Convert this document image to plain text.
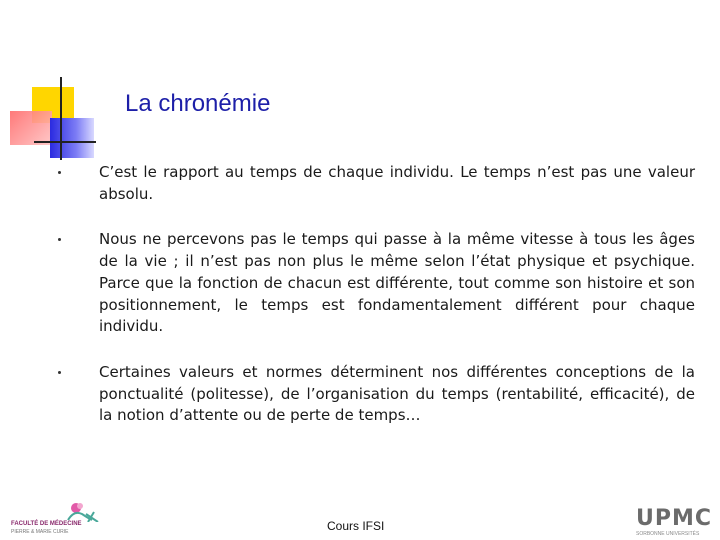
La chronémie
C’est le rapport au temps de chaque individu. Le temps n’est pas une valeur absolu.
Nous ne percevons pas le temps qui passe à la même vitesse à tous les âges de la vie ; il n’est pas non plus le même selon l’état physique et psychique. Parce que la fonction de chacun est différente, tout comme son histoire et son positionnement, le temps est fondamentalement différent pour chaque individu.
Certaines valeurs et normes déterminent nos différentes conceptions de la ponctualité (politesse), de l’organisation du temps (rentabilité, efficacité), de la notion d’attente ou de perte de temps…
FACULTÉ DE MÉDECINE
PIERRE & MARIE CURIE	Cours IFSI	UPMC
SORBONNE UNIVERSITÉS
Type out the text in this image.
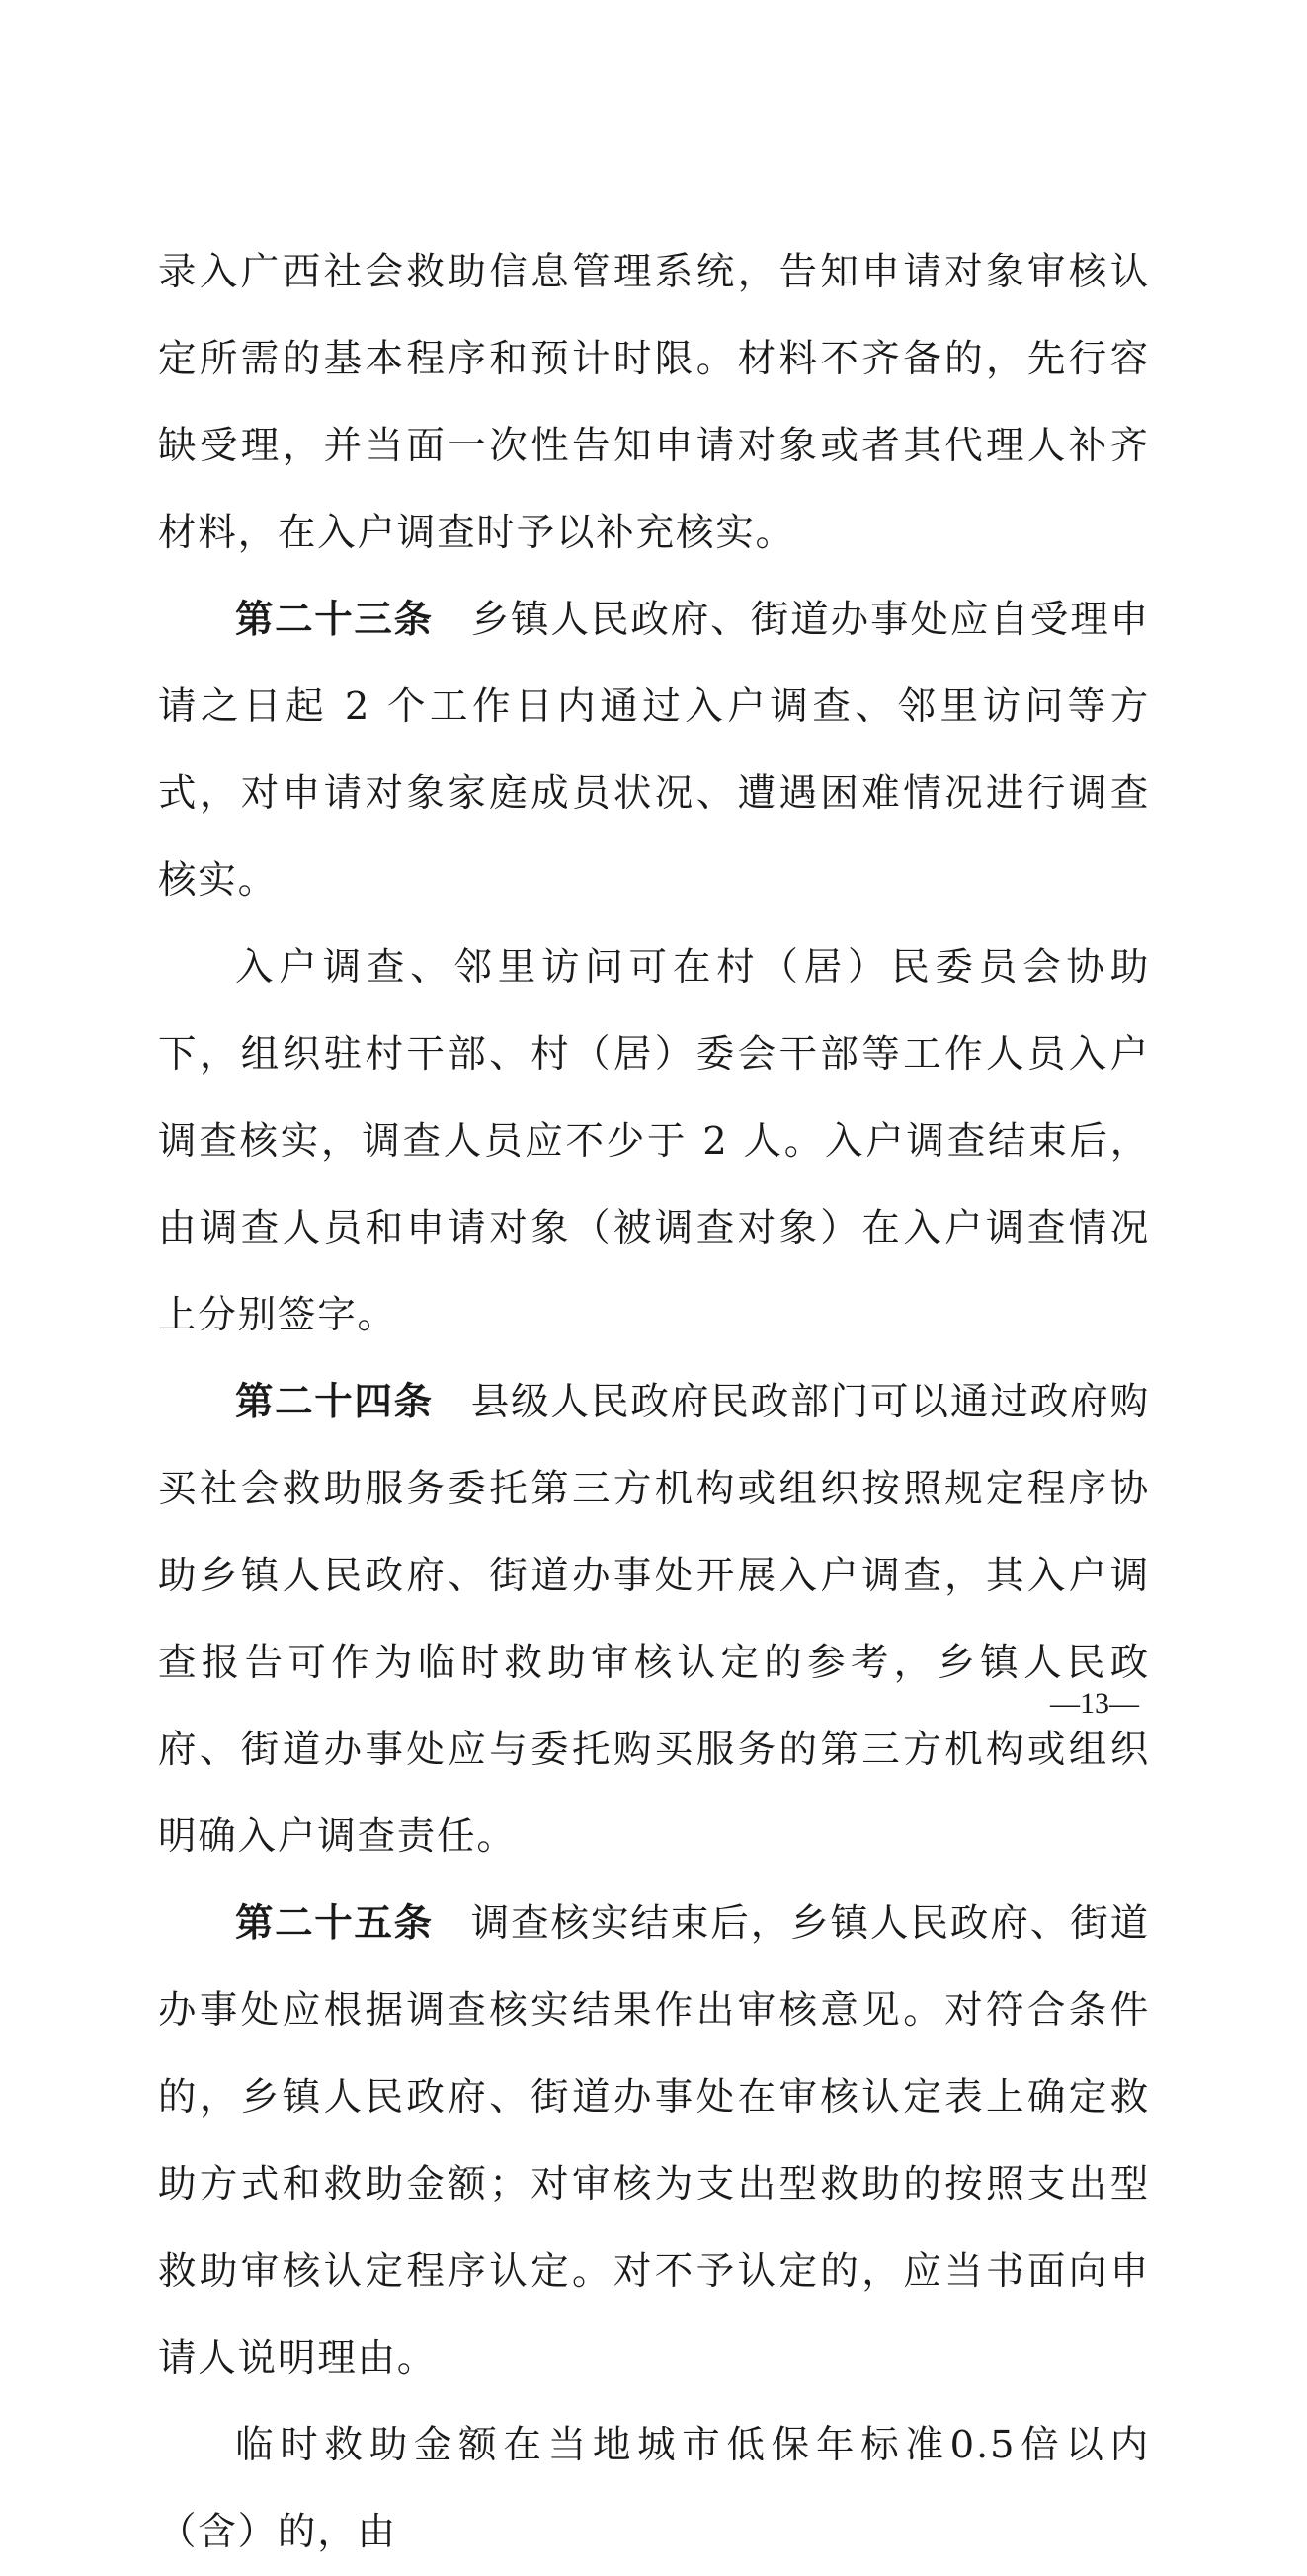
录入广西社会救助信息管理系统，告知申请对象审核认定所需的基本程序和预计时限。材料不齐备的，先行容缺受理，并当面一次性告知申请对象或者其代理人补齐材料，在入户调查时予以补充核实。

第二十三条 乡镇人民政府、街道办事处应自受理申请之日起 2 个工作日内通过入户调查、邻里访问等方式，对申请对象家庭成员状况、遭遇困难情况进行调查核实。

入户调查、邻里访问可在村（居）民委员会协助下，组织驻村干部、村（居）委会干部等工作人员入户调查核实，调查人员应不少于 2 人。入户调查结束后，由调查人员和申请对象（被调查对象）在入户调查情况上分别签字。

第二十四条 县级人民政府民政部门可以通过政府购买社会救助服务委托第三方机构或组织按照规定程序协助乡镇人民政府、街道办事处开展入户调查，其入户调查报告可作为临时救助审核认定的参考，乡镇人民政府、街道办事处应与委托购买服务的第三方机构或组织明确入户调查责任。

第二十五条 调查核实结束后，乡镇人民政府、街道办事处应根据调查核实结果作出审核意见。对符合条件的，乡镇人民政府、街道办事处在审核认定表上确定救助方式和救助金额；对审核为支出型救助的按照支出型救助审核认定程序认定。对不予认定的，应当书面向申请人说明理由。

临时救助金额在当地城市低保年标准0.5倍以内（含）的，由

—13—
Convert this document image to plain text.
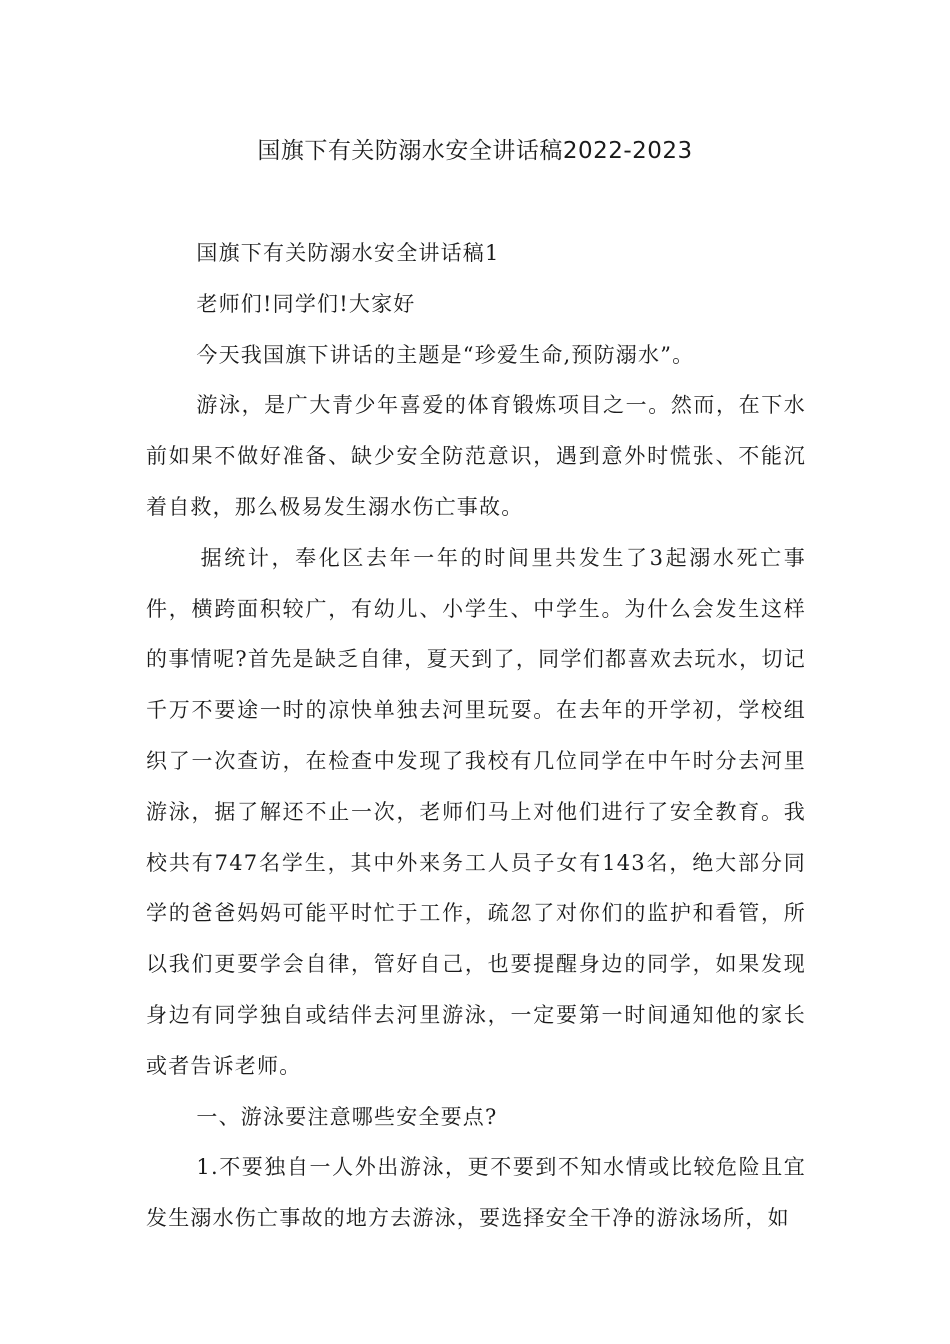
国旗下有关防溺水安全讲话稿2022-2023

国旗下有关防溺水安全讲话稿1

老师们!同学们!大家好

今天我国旗下讲话的主题是“珍爱生命,预防溺水”。

游泳，是广大青少年喜爱的体育锻炼项目之一。然而，在下水前如果不做好准备、缺少安全防范意识，遇到意外时慌张、不能沉着自救，那么极易发生溺水伤亡事故。

据统计，奉化区去年一年的时间里共发生了3起溺水死亡事件，横跨面积较广，有幼儿、小学生、中学生。为什么会发生这样的事情呢?首先是缺乏自律，夏天到了，同学们都喜欢去玩水，切记千万不要途一时的凉快单独去河里玩耍。在去年的开学初，学校组织了一次查访，在检查中发现了我校有几位同学在中午时分去河里游泳，据了解还不止一次，老师们马上对他们进行了安全教育。我校共有747名学生，其中外来务工人员子女有143名，绝大部分同学的爸爸妈妈可能平时忙于工作，疏忽了对你们的监护和看管，所以我们更要学会自律，管好自己，也要提醒身边的同学，如果发现身边有同学独自或结伴去河里游泳，一定要第一时间通知他的家长或者告诉老师。

一、游泳要注意哪些安全要点?

1.不要独自一人外出游泳，更不要到不知水情或比较危险且宜发生溺水伤亡事故的地方去游泳，要选择安全干净的游泳场所，如
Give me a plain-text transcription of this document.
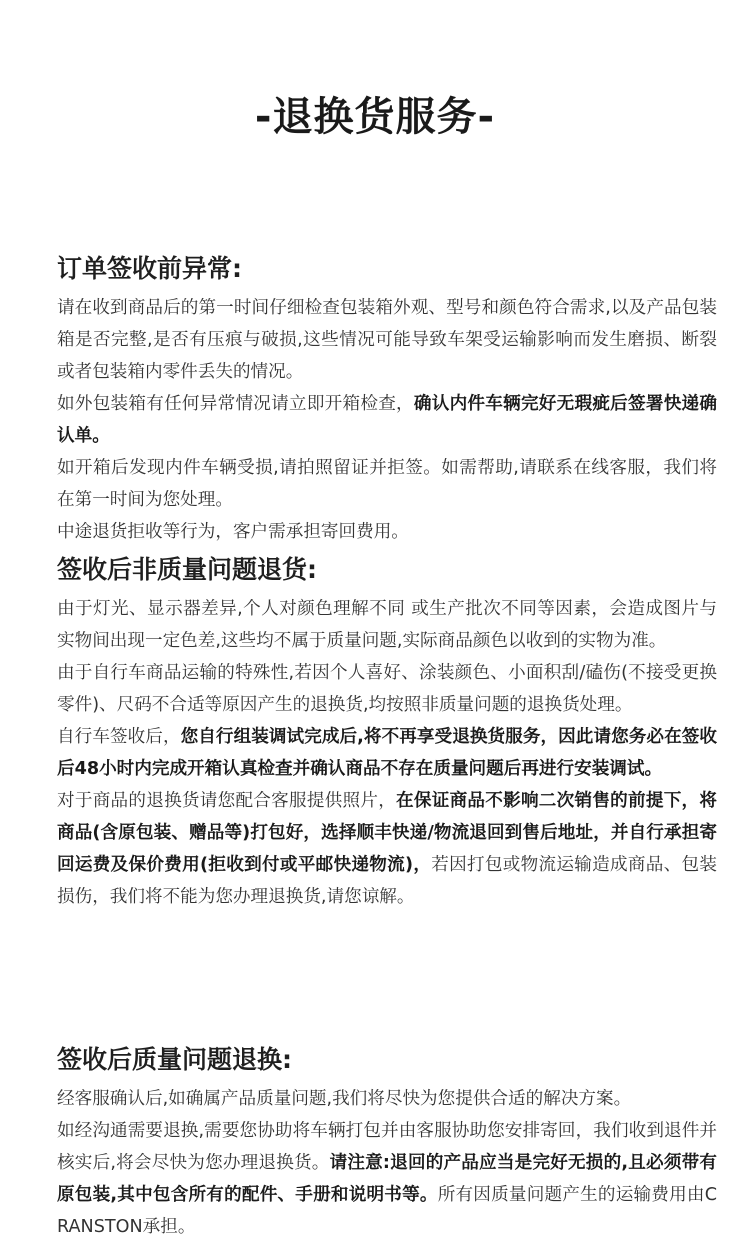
-退换货服务-
订单签收前异常:

请在收到商品后的第一时间仔细检查包装箱外观、型号和颜色符合需求,以及产品包装箱是否完整,是否有压痕与破损,这些情况可能导致车架受运输影响而发生磨损、断裂或者包装箱内零件丢失的情况。

如外包装箱有任何异常情况请立即开箱检查，确认内件车辆完好无瑕疵后签署快递确认单。

如开箱后发现内件车辆受损,请拍照留证并拒签。如需帮助,请联系在线客服，我们将在第一时间为您处理。

中途退货拒收等行为，客户需承担寄回费用。

签收后非质量问题退货:

由于灯光、显示器差异,个人对颜色理解不同 或生产批次不同等因素，会造成图片与实物间出现一定色差,这些均不属于质量问题,实际商品颜色以收到的实物为准。

由于自行车商品运输的特殊性,若因个人喜好、涂装颜色、小面积刮/磕伤(不接受更换零件)、尺码不合适等原因产生的退换货,均按照非质量问题的退换货处理。

自行车签收后，您自行组装调试完成后,将不再享受退换货服务，因此请您务必在签收后48小时内完成开箱认真检查并确认商品不存在质量问题后再进行安装调试。

对于商品的退换货请您配合客服提供照片，在保证商品不影响二次销售的前提下，将商品(含原包装、赠品等)打包好，选择顺丰快递/物流退回到售后地址，并自行承担寄回运费及保价费用(拒收到付或平邮快递物流)，若因打包或物流运输造成商品、包装损伤，我们将不能为您办理退换货,请您谅解。

签收后质量问题退换:

经客服确认后,如确属产品质量问题,我们将尽快为您提供合适的解决方案。

如经沟通需要退换,需要您协助将车辆打包并由客服协助您安排寄回，我们收到退件并核实后,将会尽快为您办理退换货。请注意:退回的产品应当是完好无损的,且必须带有原包装,其中包含所有的配件、手册和说明书等。所有因质量问题产生的运输费用由CRANSTON承担。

**Direction**
Return the material exactly as given, apart from the pictures.

**Right answer**
Convert this document image to plain text.
La chronémie
C’est le rapport au temps de chaque individu. Le temps n’est pas une valeur absolu.
Nous ne percevons pas le temps qui passe à la même vitesse à tous les âges de la vie ; il n’est pas non plus le même selon l’état physique et psychique. Parce que la fonction de chacun est différente, tout comme son histoire et son positionnement, le temps est fondamentalement différent pour chaque individu.
Certaines valeurs et normes déterminent nos différentes conceptions de la ponctualité (politesse), de l’organisation du temps (rentabilité, efficacité), de la notion d’attente ou de perte de temps…
FACULTÉ DE MÉDECINE
PIERRE & MARIE CURIE	Cours IFSI	UPMC
SORBONNE UNIVERSITÉS
Type out the text in this image.
录入广西社会救助信息管理系统，告知申请对象审核认定所需的基本程序和预计时限。材料不齐备的，先行容缺受理，并当面一次性告知申请对象或者其代理人补齐材料，在入户调查时予以补充核实。

第二十三条 乡镇人民政府、街道办事处应自受理申请之日起 2 个工作日内通过入户调查、邻里访问等方式，对申请对象家庭成员状况、遭遇困难情况进行调查核实。

入户调查、邻里访问可在村（居）民委员会协助下，组织驻村干部、村（居）委会干部等工作人员入户调查核实，调查人员应不少于 2 人。入户调查结束后，由调查人员和申请对象（被调查对象）在入户调查情况上分别签字。

第二十四条 县级人民政府民政部门可以通过政府购买社会救助服务委托第三方机构或组织按照规定程序协助乡镇人民政府、街道办事处开展入户调查，其入户调查报告可作为临时救助审核认定的参考，乡镇人民政府、街道办事处应与委托购买服务的第三方机构或组织明确入户调查责任。

第二十五条 调查核实结束后，乡镇人民政府、街道办事处应根据调查核实结果作出审核意见。对符合条件的，乡镇人民政府、街道办事处在审核认定表上确定救助方式和救助金额；对审核为支出型救助的按照支出型救助审核认定程序认定。对不予认定的，应当书面向申请人说明理由。

临时救助金额在当地城市低保年标准0.5倍以内（含）的，由

—13—
Convert this document image to plain text.
国旗下有关防溺水安全讲话稿2022-2023

国旗下有关防溺水安全讲话稿1

老师们!同学们!大家好

今天我国旗下讲话的主题是“珍爱生命,预防溺水”。

游泳，是广大青少年喜爱的体育锻炼项目之一。然而，在下水前如果不做好准备、缺少安全防范意识，遇到意外时慌张、不能沉着自救，那么极易发生溺水伤亡事故。

据统计，奉化区去年一年的时间里共发生了3起溺水死亡事件，横跨面积较广，有幼儿、小学生、中学生。为什么会发生这样的事情呢?首先是缺乏自律，夏天到了，同学们都喜欢去玩水，切记千万不要途一时的凉快单独去河里玩耍。在去年的开学初，学校组织了一次查访，在检查中发现了我校有几位同学在中午时分去河里游泳，据了解还不止一次，老师们马上对他们进行了安全教育。我校共有747名学生，其中外来务工人员子女有143名，绝大部分同学的爸爸妈妈可能平时忙于工作，疏忽了对你们的监护和看管，所以我们更要学会自律，管好自己，也要提醒身边的同学，如果发现身边有同学独自或结伴去河里游泳，一定要第一时间通知他的家长或者告诉老师。

一、游泳要注意哪些安全要点?

1.不要独自一人外出游泳，更不要到不知水情或比较危险且宜发生溺水伤亡事故的地方去游泳，要选择安全干净的游泳场所，如
Give me a plain-text transcription of this document.
-退换货服务-
订单签收前异常:

请在收到商品后的第一时间仔细检查包装箱外观、型号和颜色符合需求,以及产品包装箱是否完整,是否有压痕与破损,这些情况可能导致车架受运输影响而发生磨损、断裂或者包装箱内零件丢失的情况。

如外包装箱有任何异常情况请立即开箱检查，确认内件车辆完好无瑕疵后签署快递确认单。

如开箱后发现内件车辆受损,请拍照留证并拒签。如需帮助,请联系在线客服，我们将在第一时间为您处理。

中途退货拒收等行为，客户需承担寄回费用。

签收后非质量问题退货:

由于灯光、显示器差异,个人对颜色理解不同 或生产批次不同等因素，会造成图片与实物间出现一定色差,这些均不属于质量问题,实际商品颜色以收到的实物为准。

由于自行车商品运输的特殊性,若因个人喜好、涂装颜色、小面积刮/磕伤(不接受更换零件)、尺码不合适等原因产生的退换货,均按照非质量问题的退换货处理。

自行车签收后，您自行组装调试完成后,将不再享受退换货服务，因此请您务必在签收后48小时内完成开箱认真检查并确认商品不存在质量问题后再进行安装调试。

对于商品的退换货请您配合客服提供照片，在保证商品不影响二次销售的前提下，将商品(含原包装、赠品等)打包好，选择顺丰快递/物流退回到售后地址，并自行承担寄回运费及保价费用(拒收到付或平邮快递物流)，若因打包或物流运输造成商品、包装损伤，我们将不能为您办理退换货,请您谅解。

签收后质量问题退换:

经客服确认后,如确属产品质量问题,我们将尽快为您提供合适的解决方案。

如经沟通需要退换,需要您协助将车辆打包并由客服协助您安排寄回，我们收到退件并核实后,将会尽快为您办理退换货。请注意:退回的产品应当是完好无损的,且必须带有原包装,其中包含所有的配件、手册和说明书等。所有因质量问题产生的运输费用由CRANSTON承担。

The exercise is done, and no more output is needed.